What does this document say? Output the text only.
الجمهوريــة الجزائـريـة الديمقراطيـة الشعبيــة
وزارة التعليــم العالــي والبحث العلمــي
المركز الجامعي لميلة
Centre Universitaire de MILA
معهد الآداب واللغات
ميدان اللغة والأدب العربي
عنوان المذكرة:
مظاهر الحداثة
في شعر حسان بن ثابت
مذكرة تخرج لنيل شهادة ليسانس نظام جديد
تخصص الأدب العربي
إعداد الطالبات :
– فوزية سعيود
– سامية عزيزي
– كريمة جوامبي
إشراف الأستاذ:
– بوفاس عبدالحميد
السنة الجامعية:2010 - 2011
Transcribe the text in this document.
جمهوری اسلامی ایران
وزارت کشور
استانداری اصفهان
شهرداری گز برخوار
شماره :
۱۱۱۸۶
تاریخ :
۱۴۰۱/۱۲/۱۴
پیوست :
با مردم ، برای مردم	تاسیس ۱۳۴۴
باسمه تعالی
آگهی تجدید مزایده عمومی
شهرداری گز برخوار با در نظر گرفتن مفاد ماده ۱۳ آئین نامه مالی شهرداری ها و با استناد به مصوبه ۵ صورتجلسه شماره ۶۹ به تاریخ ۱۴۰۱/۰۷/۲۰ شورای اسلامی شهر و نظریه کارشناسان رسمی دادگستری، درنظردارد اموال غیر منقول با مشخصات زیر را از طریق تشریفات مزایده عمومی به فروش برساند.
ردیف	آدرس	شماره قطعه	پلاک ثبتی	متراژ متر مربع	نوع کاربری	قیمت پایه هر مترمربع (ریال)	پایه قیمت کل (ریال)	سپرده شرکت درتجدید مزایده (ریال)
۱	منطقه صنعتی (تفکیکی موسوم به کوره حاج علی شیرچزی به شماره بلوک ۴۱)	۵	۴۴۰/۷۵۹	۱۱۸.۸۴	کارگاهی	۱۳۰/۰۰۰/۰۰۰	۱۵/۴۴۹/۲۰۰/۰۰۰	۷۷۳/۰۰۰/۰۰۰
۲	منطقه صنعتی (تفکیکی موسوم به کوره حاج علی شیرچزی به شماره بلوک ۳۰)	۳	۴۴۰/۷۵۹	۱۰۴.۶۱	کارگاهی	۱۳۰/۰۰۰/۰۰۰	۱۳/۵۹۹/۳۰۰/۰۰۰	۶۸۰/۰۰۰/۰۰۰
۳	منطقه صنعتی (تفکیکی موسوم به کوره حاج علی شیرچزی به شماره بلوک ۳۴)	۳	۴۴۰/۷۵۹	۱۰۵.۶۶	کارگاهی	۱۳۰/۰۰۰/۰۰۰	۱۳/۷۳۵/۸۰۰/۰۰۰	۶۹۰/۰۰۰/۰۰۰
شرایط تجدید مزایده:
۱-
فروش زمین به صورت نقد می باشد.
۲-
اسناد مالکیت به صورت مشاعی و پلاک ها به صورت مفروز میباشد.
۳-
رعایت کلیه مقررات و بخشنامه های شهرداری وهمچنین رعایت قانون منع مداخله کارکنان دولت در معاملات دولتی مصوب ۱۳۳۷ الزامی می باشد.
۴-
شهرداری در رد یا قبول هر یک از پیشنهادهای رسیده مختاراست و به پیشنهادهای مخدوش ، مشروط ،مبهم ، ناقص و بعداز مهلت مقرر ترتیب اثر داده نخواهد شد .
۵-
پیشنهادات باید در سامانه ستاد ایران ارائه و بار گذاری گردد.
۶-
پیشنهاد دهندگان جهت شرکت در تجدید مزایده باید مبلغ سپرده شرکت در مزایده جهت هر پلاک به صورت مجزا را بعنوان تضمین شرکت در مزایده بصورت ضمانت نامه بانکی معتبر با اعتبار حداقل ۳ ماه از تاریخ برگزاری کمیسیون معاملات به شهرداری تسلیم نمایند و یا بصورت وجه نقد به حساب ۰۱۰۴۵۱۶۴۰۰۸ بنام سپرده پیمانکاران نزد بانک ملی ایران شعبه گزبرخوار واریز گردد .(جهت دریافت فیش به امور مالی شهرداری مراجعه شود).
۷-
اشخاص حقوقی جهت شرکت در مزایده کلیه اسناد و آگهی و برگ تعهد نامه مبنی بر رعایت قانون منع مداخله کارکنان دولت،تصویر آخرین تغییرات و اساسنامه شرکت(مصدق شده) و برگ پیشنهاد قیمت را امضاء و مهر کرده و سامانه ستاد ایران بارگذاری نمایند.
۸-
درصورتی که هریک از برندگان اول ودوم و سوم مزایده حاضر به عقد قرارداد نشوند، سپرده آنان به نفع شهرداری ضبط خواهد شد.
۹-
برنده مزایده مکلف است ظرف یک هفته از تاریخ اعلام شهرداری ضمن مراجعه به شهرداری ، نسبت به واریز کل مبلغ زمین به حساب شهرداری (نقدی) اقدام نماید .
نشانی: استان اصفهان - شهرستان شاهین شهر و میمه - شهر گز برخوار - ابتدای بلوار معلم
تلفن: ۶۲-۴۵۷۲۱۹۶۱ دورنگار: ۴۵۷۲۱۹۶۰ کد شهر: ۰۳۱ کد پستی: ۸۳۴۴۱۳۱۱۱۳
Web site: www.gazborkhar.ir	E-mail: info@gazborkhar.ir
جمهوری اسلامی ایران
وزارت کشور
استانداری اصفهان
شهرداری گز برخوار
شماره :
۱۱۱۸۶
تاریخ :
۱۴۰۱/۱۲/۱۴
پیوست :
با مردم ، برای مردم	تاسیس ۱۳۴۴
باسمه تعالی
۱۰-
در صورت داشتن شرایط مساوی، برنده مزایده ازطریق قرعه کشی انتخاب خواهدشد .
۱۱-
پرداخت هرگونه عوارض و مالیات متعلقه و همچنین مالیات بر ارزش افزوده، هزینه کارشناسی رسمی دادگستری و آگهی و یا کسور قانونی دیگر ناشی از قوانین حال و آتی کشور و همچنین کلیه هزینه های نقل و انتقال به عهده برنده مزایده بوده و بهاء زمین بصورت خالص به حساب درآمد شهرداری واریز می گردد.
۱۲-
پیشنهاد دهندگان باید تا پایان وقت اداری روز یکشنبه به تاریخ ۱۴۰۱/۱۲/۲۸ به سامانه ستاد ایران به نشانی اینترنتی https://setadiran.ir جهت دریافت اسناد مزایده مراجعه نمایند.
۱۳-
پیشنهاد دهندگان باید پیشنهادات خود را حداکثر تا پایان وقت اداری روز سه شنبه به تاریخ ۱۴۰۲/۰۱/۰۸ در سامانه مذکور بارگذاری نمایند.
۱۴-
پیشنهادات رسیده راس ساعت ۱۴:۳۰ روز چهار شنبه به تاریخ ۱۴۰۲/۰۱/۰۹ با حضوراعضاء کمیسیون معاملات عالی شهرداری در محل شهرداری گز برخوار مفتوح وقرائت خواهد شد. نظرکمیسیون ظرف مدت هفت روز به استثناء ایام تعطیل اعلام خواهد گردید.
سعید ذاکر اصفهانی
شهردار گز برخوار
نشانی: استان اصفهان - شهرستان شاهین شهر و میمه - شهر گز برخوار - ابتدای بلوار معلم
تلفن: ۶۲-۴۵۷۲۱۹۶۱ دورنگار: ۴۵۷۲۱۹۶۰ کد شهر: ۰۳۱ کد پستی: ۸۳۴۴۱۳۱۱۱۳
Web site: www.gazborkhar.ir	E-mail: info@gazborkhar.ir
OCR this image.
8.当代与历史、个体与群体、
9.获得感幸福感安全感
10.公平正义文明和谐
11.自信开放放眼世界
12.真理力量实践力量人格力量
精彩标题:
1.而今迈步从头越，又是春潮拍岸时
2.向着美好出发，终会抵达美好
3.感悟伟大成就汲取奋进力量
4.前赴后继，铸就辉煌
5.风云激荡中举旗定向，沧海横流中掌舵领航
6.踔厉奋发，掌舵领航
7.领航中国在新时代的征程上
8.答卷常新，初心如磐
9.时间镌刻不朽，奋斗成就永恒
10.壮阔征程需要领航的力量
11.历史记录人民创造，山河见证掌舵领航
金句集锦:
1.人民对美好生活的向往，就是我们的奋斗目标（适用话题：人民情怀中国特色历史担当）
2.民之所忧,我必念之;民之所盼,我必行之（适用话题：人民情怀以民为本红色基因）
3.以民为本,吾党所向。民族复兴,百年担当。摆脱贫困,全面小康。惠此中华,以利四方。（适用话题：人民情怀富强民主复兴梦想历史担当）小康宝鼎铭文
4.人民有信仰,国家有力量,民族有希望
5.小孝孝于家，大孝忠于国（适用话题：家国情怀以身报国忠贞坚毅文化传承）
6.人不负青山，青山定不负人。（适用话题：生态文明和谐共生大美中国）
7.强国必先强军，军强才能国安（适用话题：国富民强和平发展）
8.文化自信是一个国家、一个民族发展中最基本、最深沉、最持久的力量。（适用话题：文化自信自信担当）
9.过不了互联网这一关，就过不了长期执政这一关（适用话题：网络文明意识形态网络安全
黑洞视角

_GIVEN TASK_. Repeat, word for word, every line from the line that contains "OCR this image." to the end of the entries; include both of those lines and no others.

_WRITTEN RESPONSE_.
OCR this image.
8.当代与历史、个体与群体、
9.获得感幸福感安全感
10.公平正义文明和谐
11.自信开放放眼世界
12.真理力量实践力量人格力量
精彩标题:
1.而今迈步从头越，又是春潮拍岸时
2.向着美好出发，终会抵达美好
3.感悟伟大成就汲取奋进力量
4.前赴后继，铸就辉煌
5.风云激荡中举旗定向，沧海横流中掌舵领航
6.踔厉奋发，掌舵领航
7.领航中国在新时代的征程上
8.答卷常新，初心如磐
9.时间镌刻不朽，奋斗成就永恒
10.壮阔征程需要领航的力量
11.历史记录人民创造，山河见证掌舵领航
金句集锦:
1.人民对美好生活的向往，就是我们的奋斗目标（适用话题：人民情怀中国特色历史担当）
2.民之所忧,我必念之;民之所盼,我必行之（适用话题：人民情怀以民为本红色基因）
3.以民为本,吾党所向。民族复兴,百年担当。摆脱贫困,全面小康。惠此中华,以利四方。（适用话题：人民情怀富强民主复兴梦想历史担当）小康宝鼎铭文
4.人民有信仰,国家有力量,民族有希望
5.小孝孝于家，大孝忠于国（适用话题：家国情怀以身报国忠贞坚毅文化传承）
6.人不负青山，青山定不负人。（适用话题：生态文明和谐共生大美中国）
7.强国必先强军，军强才能国安（适用话题：国富民强和平发展）
8.文化自信是一个国家、一个民族发展中最基本、最深沉、最持久的力量。（适用话题：文化自信自信担当）
9.过不了互联网这一关，就过不了长期执政这一关（适用话题：网络文明意识形态网络安全
黑洞视角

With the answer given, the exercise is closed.